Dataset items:
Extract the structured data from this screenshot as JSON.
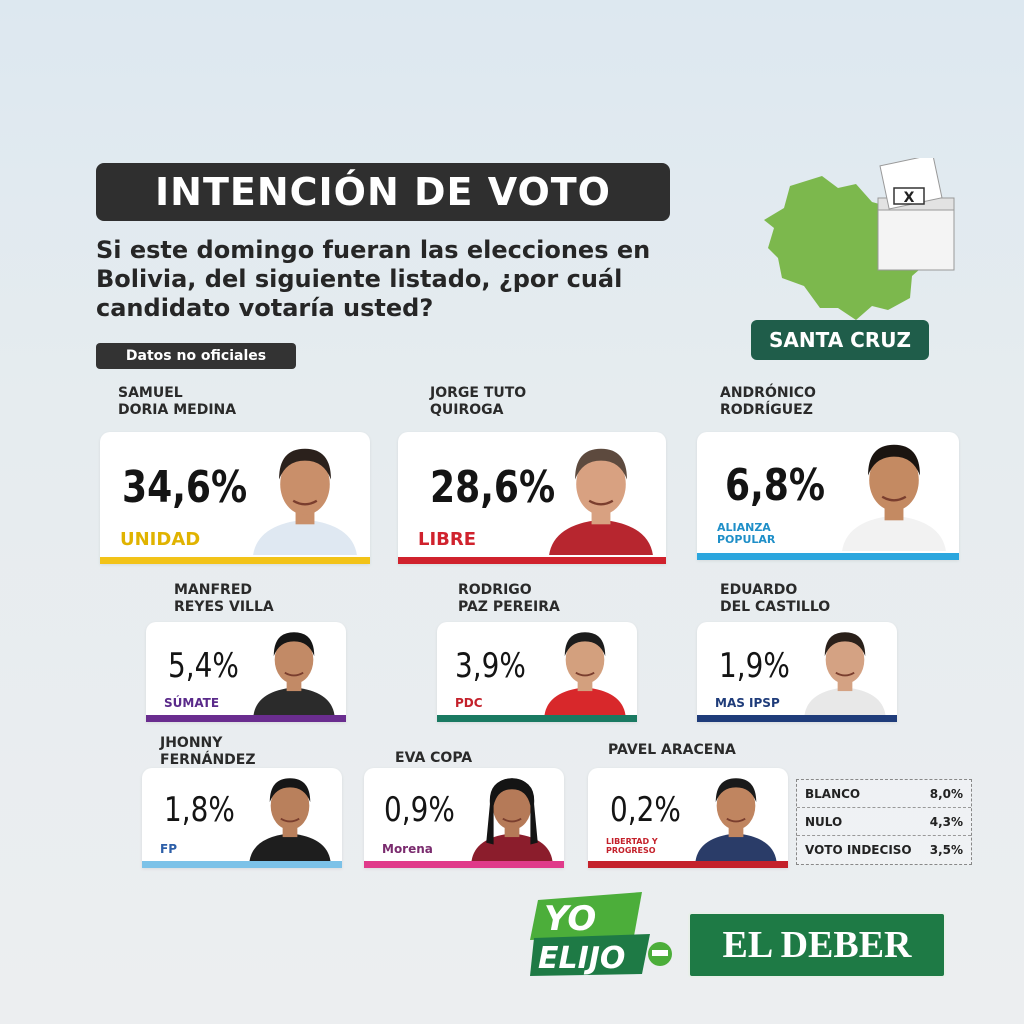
{
  "header": {
    "title": "INTENCIÓN DE VOTO",
    "question": "Si este domingo fueran las elecciones en Bolivia, del siguiente listado, ¿por cuál candidato votaría usted?",
    "disclaimer": "Datos no oficiales",
    "region": "SANTA CRUZ",
    "ballot_mark": "X"
  },
  "chart_data": {
    "type": "bar",
    "title": "INTENCIÓN DE VOTO",
    "categories": [
      "SAMUEL DORIA MEDINA",
      "JORGE TUTO QUIROGA",
      "ANDRÓNICO RODRÍGUEZ",
      "MANFRED REYES VILLA",
      "RODRIGO PAZ PEREIRA",
      "EDUARDO DEL CASTILLO",
      "JHONNY FERNÁNDEZ",
      "EVA COPA",
      "PAVEL ARACENA",
      "BLANCO",
      "NULO",
      "VOTO INDECISO"
    ],
    "values": [
      34.6,
      28.6,
      6.8,
      5.4,
      3.9,
      1.9,
      1.8,
      0.9,
      0.2,
      8.0,
      4.3,
      3.5
    ],
    "unit": "%"
  },
  "candidates": [
    {
      "name": "SAMUEL\nDORIA MEDINA",
      "pct": "34,6%",
      "party": "UNIDAD",
      "color": "#f2c318",
      "party_color": "#e0b300",
      "skin": "#c98f6a",
      "hair": "#2b211c",
      "suit": "#dfe8f2"
    },
    {
      "name": "JORGE TUTO\nQUIROGA",
      "pct": "28,6%",
      "party": "LIBRE",
      "color": "#d0222d",
      "party_color": "#d0222d",
      "skin": "#d8a181",
      "hair": "#5d4a3e",
      "suit": "#b7262f"
    },
    {
      "name": "ANDRÓNICO\nRODRÍGUEZ",
      "pct": "6,8%",
      "party": "ALIANZA POPULAR",
      "color": "#2ba6de",
      "party_color": "#1f8fc8",
      "skin": "#c48a62",
      "hair": "#1a1410",
      "suit": "#f2f2f2"
    },
    {
      "name": "MANFRED\nREYES VILLA",
      "pct": "5,4%",
      "party": "SÚMATE",
      "color": "#6a2d8f",
      "party_color": "#5a2a8a",
      "skin": "#c28a66",
      "hair": "#151515",
      "suit": "#2b2b2b"
    },
    {
      "name": "RODRIGO\nPAZ PEREIRA",
      "pct": "3,9%",
      "party": "PDC",
      "color": "#1a7a62",
      "party_color": "#c4212b",
      "skin": "#d3a07e",
      "hair": "#1c1c1c",
      "suit": "#d8282b"
    },
    {
      "name": "EDUARDO\nDEL CASTILLO",
      "pct": "1,9%",
      "party": "MAS IPSP",
      "color": "#1f3c7a",
      "party_color": "#1f3c7a",
      "skin": "#d4a283",
      "hair": "#2a201a",
      "suit": "#e8e8e8"
    },
    {
      "name": "JHONNY\nFERNÁNDEZ",
      "pct": "1,8%",
      "party": "FP",
      "color": "#7cc2e8",
      "party_color": "#2d5fa8",
      "skin": "#b9805c",
      "hair": "#161616",
      "suit": "#1e1e1e"
    },
    {
      "name": "EVA COPA",
      "pct": "0,9%",
      "party": "Morena",
      "color": "#e03a8a",
      "party_color": "#7a2b6e",
      "skin": "#b57a58",
      "hair": "#141414",
      "suit": "#8b1d2c"
    },
    {
      "name": "PAVEL ARACENA",
      "pct": "0,2%",
      "party": "LIBERTAD Y PROGRESO",
      "color": "#c4212b",
      "party_color": "#c4212b",
      "skin": "#c08560",
      "hair": "#1a1a1a",
      "suit": "#2a3c68"
    }
  ],
  "results": [
    {
      "label": "BLANCO",
      "value": "8,0%"
    },
    {
      "label": "NULO",
      "value": "4,3%"
    },
    {
      "label": "VOTO INDECISO",
      "value": "3,5%"
    }
  ],
  "brand": {
    "yo": "YO",
    "elijo": "ELIJO",
    "newspaper": "EL DEBER",
    "green": "#1e7a45",
    "lime": "#4cae3a"
  },
  "colors": {
    "title_bg": "#2f2f2f",
    "region_bg": "#1f5d4a",
    "map_green": "#7cb84d"
  }
}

**Brief:** Give the number of lines in the records that contain the string "EDUARDO", with no other output.

**Task result:** 2